→ **Exercise prompt**
Copy out all lines in the data below containing the string "מנין".

→ **Extracted entries**
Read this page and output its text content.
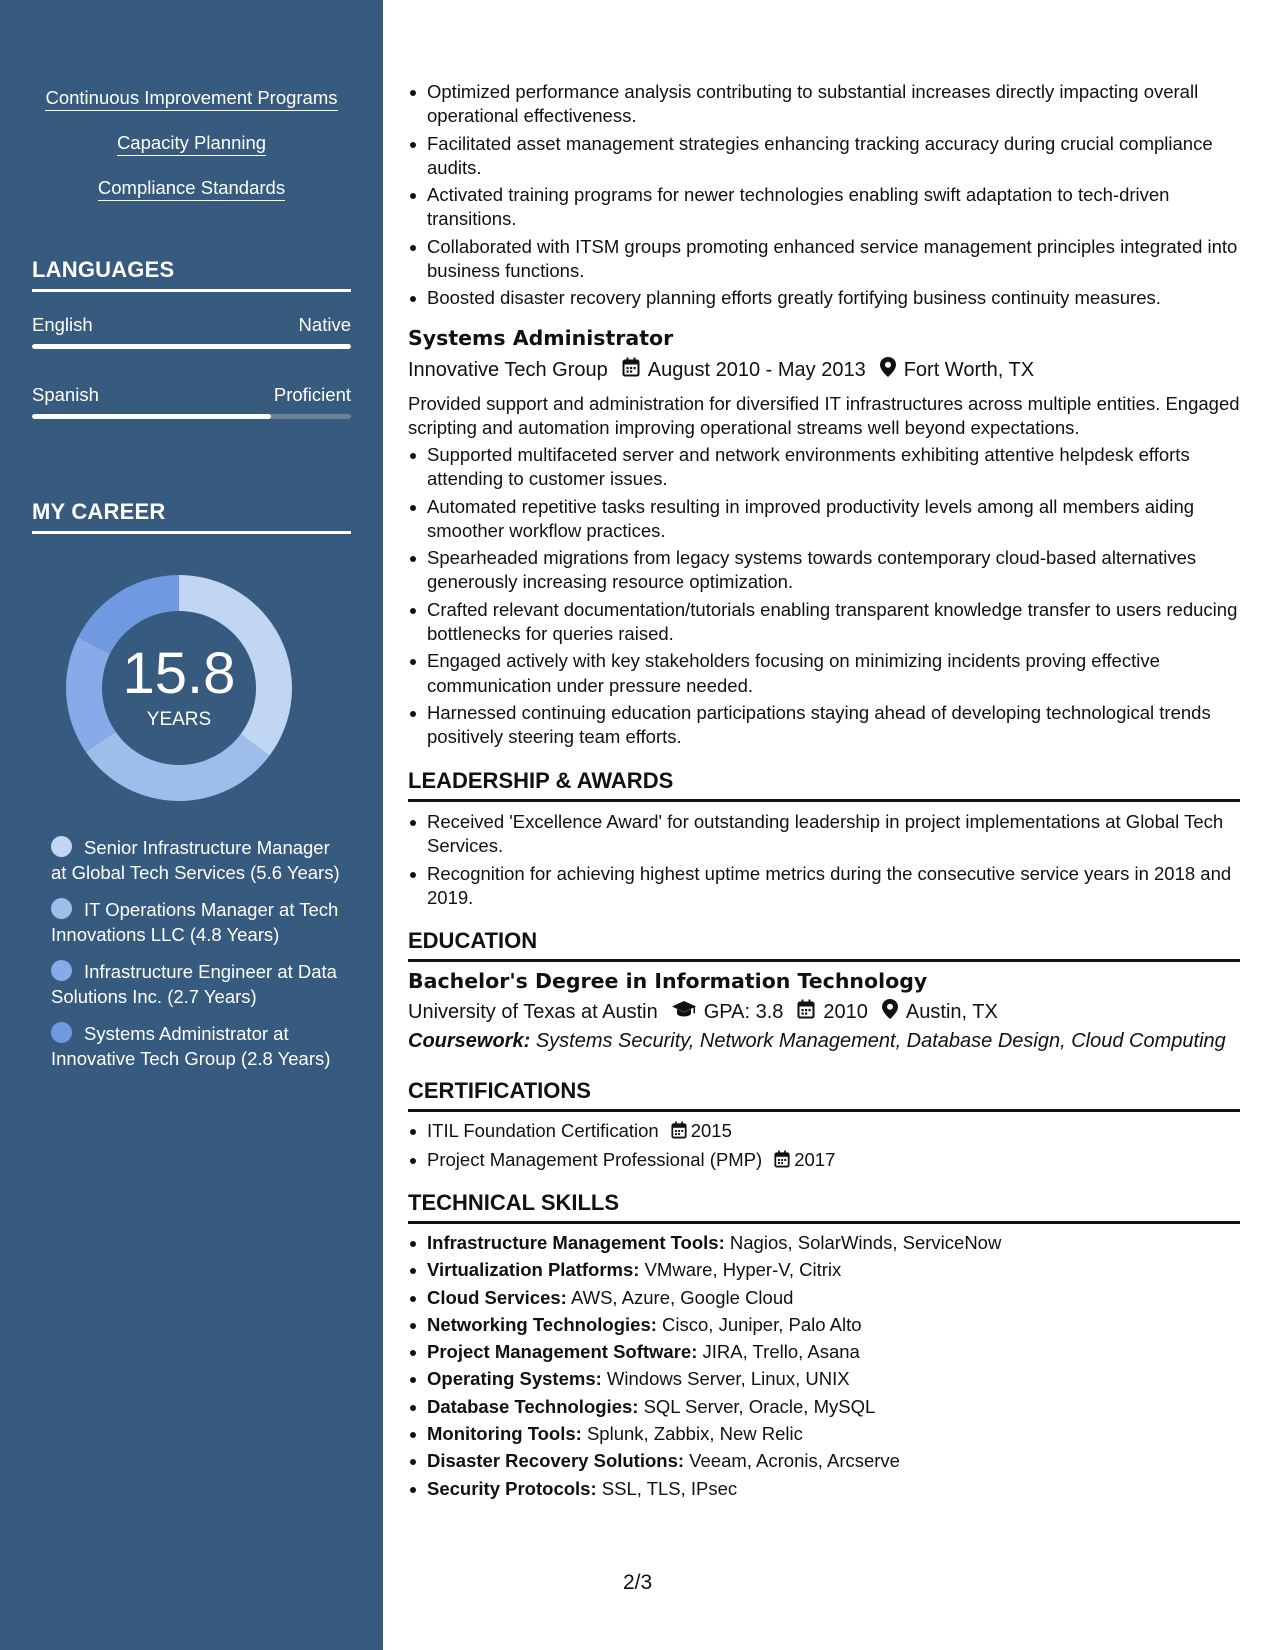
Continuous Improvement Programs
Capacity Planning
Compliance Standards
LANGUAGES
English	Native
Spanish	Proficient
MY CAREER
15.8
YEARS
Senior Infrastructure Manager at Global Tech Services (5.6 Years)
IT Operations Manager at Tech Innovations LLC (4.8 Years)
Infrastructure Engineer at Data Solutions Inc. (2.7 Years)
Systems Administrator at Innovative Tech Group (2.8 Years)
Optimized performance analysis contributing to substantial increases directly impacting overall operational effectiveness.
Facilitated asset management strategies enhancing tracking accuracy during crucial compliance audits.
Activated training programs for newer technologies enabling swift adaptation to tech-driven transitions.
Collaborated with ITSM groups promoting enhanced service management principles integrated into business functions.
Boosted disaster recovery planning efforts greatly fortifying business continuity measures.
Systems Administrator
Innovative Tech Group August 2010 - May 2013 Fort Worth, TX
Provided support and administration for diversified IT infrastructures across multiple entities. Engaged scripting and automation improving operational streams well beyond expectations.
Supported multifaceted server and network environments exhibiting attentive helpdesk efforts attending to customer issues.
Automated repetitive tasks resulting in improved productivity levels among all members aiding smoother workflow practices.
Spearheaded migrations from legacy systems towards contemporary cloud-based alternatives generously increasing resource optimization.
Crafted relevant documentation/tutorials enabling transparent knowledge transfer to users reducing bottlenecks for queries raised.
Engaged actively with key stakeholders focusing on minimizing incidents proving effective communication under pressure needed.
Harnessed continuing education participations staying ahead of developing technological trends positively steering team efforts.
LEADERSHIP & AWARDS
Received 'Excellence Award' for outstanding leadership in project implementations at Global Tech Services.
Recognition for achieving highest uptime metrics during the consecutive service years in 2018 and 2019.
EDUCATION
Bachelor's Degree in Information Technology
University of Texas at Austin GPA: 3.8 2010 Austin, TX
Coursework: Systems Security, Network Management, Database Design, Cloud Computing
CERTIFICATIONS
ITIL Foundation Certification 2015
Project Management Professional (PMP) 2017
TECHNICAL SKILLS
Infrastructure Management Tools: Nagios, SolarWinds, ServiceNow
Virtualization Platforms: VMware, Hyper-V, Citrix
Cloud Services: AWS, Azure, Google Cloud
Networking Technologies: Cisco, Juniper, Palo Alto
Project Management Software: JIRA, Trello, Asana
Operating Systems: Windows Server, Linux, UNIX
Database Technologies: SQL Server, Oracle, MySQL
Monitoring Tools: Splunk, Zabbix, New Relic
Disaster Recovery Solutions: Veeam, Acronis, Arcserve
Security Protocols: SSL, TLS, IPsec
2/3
==
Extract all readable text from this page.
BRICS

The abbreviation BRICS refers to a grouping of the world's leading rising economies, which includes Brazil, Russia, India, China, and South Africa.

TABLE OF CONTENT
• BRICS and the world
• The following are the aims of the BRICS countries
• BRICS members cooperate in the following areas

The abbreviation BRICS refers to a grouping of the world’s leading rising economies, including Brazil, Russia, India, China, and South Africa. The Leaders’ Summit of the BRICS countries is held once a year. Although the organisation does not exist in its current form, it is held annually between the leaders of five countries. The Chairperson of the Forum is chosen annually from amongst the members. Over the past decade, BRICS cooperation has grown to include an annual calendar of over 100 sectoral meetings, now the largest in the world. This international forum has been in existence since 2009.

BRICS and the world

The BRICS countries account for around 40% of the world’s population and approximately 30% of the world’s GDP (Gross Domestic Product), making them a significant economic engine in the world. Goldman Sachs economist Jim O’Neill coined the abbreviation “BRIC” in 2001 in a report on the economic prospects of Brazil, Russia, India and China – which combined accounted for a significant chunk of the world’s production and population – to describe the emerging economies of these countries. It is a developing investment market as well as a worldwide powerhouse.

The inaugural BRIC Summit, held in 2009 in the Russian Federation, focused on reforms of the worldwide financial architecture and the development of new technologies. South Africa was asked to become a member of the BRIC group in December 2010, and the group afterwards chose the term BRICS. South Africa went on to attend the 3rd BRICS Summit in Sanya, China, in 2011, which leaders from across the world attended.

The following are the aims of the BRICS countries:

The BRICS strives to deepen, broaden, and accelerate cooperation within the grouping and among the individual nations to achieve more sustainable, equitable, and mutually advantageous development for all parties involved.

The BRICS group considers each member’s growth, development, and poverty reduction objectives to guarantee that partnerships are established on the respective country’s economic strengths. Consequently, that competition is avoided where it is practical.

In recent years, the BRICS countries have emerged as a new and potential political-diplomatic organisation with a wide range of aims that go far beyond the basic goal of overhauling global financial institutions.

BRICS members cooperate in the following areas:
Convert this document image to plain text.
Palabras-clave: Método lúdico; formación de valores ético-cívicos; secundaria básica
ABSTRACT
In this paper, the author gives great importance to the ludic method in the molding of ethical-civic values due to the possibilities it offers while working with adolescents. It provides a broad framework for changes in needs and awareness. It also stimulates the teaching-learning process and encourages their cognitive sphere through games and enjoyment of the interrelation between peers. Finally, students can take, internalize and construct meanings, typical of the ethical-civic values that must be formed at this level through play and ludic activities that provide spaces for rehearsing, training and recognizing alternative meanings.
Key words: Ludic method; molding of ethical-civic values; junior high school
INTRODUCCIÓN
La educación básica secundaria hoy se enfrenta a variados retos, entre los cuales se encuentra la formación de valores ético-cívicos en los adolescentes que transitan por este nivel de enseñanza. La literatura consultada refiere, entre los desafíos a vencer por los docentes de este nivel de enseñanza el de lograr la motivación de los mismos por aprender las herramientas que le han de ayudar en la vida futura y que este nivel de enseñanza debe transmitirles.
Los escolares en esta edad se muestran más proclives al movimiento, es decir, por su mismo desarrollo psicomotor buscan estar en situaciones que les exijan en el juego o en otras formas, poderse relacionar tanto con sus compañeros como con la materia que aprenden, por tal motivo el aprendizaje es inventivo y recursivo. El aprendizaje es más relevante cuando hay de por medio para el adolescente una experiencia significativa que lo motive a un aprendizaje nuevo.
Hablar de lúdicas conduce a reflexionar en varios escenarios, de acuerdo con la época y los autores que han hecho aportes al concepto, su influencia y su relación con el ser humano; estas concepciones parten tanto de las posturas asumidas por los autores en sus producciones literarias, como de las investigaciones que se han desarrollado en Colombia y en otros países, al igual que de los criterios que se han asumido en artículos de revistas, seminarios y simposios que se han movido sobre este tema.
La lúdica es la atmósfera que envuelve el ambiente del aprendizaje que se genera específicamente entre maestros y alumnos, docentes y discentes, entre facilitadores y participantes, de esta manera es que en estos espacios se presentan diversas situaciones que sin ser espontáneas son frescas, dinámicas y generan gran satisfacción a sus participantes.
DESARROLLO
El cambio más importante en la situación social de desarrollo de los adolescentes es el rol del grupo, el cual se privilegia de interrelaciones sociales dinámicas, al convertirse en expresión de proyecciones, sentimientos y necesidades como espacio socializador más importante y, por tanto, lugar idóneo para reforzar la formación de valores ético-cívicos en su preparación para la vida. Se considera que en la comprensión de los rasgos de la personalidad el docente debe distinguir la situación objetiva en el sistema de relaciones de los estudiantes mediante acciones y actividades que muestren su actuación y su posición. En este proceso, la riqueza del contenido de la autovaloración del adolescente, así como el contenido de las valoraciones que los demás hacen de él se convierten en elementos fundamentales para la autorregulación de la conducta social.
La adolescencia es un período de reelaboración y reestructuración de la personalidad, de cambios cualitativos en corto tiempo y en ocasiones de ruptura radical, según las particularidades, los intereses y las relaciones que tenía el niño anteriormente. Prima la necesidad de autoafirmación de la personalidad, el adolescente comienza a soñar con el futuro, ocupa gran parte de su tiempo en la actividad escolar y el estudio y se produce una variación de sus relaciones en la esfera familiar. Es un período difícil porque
...
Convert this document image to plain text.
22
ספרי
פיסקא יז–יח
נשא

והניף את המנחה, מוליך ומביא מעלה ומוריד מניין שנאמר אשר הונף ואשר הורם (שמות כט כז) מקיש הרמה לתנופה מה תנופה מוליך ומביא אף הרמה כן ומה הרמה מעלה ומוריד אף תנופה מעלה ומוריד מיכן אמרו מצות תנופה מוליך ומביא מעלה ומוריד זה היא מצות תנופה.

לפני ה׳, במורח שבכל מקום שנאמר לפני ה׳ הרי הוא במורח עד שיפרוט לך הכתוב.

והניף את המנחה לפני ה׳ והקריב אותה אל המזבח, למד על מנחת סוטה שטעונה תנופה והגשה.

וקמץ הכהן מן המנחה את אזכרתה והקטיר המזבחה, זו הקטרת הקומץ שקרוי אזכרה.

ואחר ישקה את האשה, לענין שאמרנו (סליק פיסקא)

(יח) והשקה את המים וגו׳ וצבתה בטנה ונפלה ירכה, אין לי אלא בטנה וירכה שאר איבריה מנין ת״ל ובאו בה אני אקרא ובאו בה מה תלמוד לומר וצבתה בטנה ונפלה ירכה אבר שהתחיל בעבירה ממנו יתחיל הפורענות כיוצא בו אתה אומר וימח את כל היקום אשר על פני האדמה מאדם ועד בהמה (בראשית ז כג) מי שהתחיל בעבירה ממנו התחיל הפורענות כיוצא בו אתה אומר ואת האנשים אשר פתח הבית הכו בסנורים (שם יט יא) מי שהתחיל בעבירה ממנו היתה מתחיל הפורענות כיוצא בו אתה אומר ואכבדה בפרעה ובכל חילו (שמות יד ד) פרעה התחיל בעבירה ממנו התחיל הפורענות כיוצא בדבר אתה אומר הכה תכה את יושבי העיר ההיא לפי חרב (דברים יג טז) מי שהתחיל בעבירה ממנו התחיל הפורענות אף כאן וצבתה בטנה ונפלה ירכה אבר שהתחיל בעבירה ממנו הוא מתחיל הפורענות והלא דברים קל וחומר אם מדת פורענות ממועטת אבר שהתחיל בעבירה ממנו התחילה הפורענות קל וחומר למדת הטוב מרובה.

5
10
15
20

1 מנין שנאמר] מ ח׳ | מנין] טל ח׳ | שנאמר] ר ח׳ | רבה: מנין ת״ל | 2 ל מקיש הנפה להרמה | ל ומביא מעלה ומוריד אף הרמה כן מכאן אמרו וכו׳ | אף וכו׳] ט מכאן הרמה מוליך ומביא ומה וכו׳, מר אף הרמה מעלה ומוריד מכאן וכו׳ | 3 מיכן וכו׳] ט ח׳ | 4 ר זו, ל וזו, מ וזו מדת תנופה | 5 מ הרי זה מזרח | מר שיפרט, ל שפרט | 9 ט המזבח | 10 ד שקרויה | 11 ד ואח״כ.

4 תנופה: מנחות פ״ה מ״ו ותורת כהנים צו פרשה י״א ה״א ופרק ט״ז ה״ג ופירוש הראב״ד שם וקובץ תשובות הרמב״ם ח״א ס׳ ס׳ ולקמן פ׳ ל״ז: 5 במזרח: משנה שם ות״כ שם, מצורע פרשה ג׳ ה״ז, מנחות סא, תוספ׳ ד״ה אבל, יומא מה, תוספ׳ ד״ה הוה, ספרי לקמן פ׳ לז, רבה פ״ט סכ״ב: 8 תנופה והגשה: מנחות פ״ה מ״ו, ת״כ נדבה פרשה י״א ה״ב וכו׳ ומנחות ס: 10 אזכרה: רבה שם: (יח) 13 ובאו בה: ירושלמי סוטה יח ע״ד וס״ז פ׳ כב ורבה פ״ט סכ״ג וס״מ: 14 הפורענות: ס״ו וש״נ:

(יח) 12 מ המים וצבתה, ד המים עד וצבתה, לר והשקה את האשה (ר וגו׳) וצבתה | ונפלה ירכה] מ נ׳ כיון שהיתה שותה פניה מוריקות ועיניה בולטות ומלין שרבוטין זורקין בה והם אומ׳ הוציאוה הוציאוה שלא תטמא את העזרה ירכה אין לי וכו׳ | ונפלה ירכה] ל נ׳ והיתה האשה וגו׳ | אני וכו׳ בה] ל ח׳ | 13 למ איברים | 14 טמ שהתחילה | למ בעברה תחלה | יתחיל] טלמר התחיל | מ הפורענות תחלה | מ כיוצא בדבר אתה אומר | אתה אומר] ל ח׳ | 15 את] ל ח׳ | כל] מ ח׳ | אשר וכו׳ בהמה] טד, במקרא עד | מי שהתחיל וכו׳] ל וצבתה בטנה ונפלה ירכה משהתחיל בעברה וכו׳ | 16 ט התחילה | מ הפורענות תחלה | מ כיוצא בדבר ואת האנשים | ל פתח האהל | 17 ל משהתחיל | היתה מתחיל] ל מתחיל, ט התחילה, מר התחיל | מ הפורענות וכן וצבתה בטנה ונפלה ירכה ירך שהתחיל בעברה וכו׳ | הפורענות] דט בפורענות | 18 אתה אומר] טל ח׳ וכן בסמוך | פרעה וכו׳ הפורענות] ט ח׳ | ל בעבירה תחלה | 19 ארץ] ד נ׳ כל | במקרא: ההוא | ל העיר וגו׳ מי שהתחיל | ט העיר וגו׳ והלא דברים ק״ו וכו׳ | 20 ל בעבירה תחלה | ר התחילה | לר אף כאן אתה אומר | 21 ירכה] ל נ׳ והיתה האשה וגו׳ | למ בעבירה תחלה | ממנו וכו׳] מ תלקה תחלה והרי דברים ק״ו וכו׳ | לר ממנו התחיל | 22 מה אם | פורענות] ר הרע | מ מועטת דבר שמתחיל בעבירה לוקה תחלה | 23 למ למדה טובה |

→ **Exercise response**
(יח) והשקה את המים וגו׳ וצבתה בטנה ונפלה ירכה, אין לי אלא בטנה וירכה שאר איבריה מנין ת״ל ובאו בה אני אקרא ובאו בה מה תלמוד לומר וצבתה בטנה ונפלה ירכה אבר שהתחיל בעבירה ממנו יתחיל הפורענות כיוצא בו אתה אומר וימח את כל היקום אשר על פני האדמה מאדם ועד בהמה (בראשית ז כג) מי שהתחיל בעבירה ממנו התחיל הפורענות כיוצא בו אתה אומר ואת האנשים אשר פתח הבית הכו בסנורים (שם יט יא) מי שהתחיל בעבירה ממנו היתה מתחיל הפורענות כיוצא בו אתה אומר ואכבדה בפרעה ובכל חילו (שמות יד ד) פרעה התחיל בעבירה ממנו התחיל הפורענות כיוצא בדבר אתה אומר הכה תכה את יושבי העיר ההיא לפי חרב (דברים יג טז) מי שהתחיל בעבירה ממנו התחיל הפורענות אף כאן וצבתה בטנה ונפלה ירכה אבר שהתחיל בעבירה ממנו הוא מתחיל הפורענות והלא דברים קל וחומר אם מדת פורענות ממועטת אבר שהתחיל בעבירה ממנו התחילה הפורענות קל וחומר למדת הטוב מרובה.
1 מנין שנאמר] מ ח׳ | מנין] טל ח׳ | שנאמר] ר ח׳ | רבה: מנין ת״ל | 2 ל מקיש הנפה להרמה | ל ומביא מעלה ומוריד אף הרמה כן מכאן אמרו וכו׳ | אף וכו׳] ט מכאן הרמה מוליך ומביא ומה וכו׳, מר אף הרמה מעלה ומוריד מכאן וכו׳ | 3 מיכן וכו׳] ט ח׳ | 4 ר זו, ל וזו, מ וזו מדת תנופה | 5 מ הרי זה מזרח | מר שיפרט, ל שפרט | 9 ט המזבח | 10 ד שקרויה | 11 ד ואח״כ.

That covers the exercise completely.